— BEGIN Record list —

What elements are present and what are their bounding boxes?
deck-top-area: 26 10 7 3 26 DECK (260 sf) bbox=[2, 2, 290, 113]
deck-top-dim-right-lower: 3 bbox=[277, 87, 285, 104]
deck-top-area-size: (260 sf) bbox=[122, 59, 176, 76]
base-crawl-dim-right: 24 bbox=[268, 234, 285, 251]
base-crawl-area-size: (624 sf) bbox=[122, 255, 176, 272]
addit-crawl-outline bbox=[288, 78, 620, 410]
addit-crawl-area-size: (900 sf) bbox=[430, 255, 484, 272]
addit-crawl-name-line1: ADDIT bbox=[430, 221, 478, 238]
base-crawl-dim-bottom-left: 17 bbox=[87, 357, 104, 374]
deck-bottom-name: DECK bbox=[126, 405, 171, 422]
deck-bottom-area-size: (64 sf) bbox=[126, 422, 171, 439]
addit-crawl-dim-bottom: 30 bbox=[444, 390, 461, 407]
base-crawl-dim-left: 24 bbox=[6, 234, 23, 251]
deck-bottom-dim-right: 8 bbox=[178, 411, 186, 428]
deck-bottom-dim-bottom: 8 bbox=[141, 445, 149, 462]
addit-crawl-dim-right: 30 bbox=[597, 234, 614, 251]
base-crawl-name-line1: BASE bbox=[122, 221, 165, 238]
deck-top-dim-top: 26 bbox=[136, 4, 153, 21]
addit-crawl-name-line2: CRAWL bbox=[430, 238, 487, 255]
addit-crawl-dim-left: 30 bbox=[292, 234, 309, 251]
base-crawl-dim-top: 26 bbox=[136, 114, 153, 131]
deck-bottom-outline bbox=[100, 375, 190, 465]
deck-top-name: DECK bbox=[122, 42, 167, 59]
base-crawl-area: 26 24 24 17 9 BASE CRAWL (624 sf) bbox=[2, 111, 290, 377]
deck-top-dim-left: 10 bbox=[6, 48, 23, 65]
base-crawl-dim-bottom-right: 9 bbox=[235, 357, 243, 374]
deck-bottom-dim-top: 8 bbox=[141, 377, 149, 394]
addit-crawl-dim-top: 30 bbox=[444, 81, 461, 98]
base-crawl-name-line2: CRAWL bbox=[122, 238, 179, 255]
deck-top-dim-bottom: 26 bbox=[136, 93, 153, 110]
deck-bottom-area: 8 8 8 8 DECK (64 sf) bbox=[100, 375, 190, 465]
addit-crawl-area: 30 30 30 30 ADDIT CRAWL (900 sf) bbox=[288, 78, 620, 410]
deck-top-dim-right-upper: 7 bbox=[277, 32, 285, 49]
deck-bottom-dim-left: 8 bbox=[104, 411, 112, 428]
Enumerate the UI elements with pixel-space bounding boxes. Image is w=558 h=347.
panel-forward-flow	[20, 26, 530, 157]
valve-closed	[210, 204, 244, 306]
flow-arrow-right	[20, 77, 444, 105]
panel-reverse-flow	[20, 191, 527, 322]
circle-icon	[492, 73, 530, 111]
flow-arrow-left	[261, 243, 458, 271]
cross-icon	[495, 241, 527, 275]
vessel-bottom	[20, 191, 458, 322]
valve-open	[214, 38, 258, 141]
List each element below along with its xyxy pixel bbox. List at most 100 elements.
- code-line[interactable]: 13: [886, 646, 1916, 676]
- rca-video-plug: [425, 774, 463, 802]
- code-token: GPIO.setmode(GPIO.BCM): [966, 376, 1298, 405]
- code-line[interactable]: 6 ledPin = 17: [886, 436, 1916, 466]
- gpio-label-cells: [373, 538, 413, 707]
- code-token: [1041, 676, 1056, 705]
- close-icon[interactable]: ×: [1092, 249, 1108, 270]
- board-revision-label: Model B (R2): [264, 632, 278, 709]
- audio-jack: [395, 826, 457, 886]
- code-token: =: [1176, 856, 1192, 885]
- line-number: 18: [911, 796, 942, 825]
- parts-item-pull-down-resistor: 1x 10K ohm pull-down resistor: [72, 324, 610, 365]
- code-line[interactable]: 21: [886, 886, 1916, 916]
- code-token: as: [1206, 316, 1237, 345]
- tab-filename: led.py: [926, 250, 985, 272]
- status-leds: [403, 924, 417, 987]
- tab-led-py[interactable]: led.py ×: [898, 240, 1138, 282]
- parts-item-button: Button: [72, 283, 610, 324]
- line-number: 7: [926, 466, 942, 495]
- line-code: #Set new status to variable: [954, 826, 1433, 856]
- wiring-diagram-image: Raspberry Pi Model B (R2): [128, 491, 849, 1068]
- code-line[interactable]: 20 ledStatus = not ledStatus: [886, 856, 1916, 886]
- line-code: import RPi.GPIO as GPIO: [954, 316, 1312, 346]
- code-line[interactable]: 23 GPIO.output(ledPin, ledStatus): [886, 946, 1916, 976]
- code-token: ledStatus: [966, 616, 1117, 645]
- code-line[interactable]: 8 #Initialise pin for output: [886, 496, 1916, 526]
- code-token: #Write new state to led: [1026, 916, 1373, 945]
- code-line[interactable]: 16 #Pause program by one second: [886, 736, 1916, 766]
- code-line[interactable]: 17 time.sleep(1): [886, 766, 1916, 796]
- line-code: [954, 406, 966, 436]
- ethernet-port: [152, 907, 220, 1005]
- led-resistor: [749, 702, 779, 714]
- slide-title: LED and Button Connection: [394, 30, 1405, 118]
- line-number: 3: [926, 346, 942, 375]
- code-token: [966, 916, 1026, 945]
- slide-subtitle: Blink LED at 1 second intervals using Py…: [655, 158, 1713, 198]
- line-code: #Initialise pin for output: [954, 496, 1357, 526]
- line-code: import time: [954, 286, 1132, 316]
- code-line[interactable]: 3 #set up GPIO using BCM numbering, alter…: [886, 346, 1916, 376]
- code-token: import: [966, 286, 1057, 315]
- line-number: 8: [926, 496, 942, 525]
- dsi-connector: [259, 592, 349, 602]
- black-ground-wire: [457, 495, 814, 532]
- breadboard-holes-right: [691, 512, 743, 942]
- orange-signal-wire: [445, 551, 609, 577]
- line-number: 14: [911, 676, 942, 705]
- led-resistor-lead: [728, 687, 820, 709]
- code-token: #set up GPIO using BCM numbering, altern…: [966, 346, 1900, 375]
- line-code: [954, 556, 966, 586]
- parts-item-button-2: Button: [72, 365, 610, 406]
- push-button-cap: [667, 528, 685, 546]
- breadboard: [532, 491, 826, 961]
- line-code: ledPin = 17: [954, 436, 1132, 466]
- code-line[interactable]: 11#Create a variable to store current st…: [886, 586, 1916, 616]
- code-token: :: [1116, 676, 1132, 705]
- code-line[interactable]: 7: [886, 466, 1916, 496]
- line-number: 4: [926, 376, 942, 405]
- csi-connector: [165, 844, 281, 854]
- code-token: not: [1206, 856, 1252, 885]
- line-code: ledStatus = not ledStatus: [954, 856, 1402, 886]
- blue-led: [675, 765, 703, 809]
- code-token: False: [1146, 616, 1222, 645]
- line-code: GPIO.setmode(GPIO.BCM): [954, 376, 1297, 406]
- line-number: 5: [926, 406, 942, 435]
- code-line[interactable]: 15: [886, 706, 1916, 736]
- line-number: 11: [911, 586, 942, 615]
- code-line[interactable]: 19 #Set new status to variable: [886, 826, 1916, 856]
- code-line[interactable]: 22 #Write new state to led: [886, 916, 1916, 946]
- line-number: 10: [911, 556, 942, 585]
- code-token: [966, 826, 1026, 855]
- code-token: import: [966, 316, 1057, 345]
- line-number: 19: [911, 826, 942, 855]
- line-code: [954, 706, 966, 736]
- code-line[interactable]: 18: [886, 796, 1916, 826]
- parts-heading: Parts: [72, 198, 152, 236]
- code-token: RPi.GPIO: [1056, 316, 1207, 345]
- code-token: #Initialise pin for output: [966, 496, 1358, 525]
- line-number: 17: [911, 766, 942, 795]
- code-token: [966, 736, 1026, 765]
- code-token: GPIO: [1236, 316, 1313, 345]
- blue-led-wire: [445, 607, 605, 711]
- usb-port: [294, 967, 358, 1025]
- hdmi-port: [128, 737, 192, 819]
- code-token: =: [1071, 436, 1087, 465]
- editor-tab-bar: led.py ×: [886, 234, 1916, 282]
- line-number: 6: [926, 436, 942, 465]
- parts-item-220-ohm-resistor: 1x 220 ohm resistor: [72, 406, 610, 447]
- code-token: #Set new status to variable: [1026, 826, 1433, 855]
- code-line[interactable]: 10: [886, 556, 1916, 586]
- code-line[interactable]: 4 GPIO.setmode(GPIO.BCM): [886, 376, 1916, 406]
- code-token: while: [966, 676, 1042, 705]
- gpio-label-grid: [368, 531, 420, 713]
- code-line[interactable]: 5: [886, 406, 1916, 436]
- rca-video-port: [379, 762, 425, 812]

— END Record list —

▸ Stated exercise
Repeat the lines running from the start of the records through the line that contains "deck-top-name: DECK bbox=[122, 42, 167, 59]", both ends included.

▸ Task response
What elements are present and what are their bounding boxes?
deck-top-area: 26 10 7 3 26 DECK (260 sf) bbox=[2, 2, 290, 113]
deck-top-dim-right-lower: 3 bbox=[277, 87, 285, 104]
deck-top-area-size: (260 sf) bbox=[122, 59, 176, 76]
base-crawl-dim-right: 24 bbox=[268, 234, 285, 251]
base-crawl-area-size: (624 sf) bbox=[122, 255, 176, 272]
addit-crawl-outline bbox=[288, 78, 620, 410]
addit-crawl-area-size: (900 sf) bbox=[430, 255, 484, 272]
addit-crawl-name-line1: ADDIT bbox=[430, 221, 478, 238]
base-crawl-dim-bottom-left: 17 bbox=[87, 357, 104, 374]
deck-bottom-name: DECK bbox=[126, 405, 171, 422]
deck-bottom-area-size: (64 sf) bbox=[126, 422, 171, 439]
addit-crawl-dim-bottom: 30 bbox=[444, 390, 461, 407]
base-crawl-dim-left: 24 bbox=[6, 234, 23, 251]
deck-bottom-dim-right: 8 bbox=[178, 411, 186, 428]
deck-bottom-dim-bottom: 8 bbox=[141, 445, 149, 462]
addit-crawl-dim-right: 30 bbox=[597, 234, 614, 251]
base-crawl-name-line1: BASE bbox=[122, 221, 165, 238]
deck-top-dim-top: 26 bbox=[136, 4, 153, 21]
addit-crawl-name-line2: CRAWL bbox=[430, 238, 487, 255]
addit-crawl-dim-left: 30 bbox=[292, 234, 309, 251]
base-crawl-dim-top: 26 bbox=[136, 114, 153, 131]
deck-bottom-outline bbox=[100, 375, 190, 465]
deck-top-name: DECK bbox=[122, 42, 167, 59]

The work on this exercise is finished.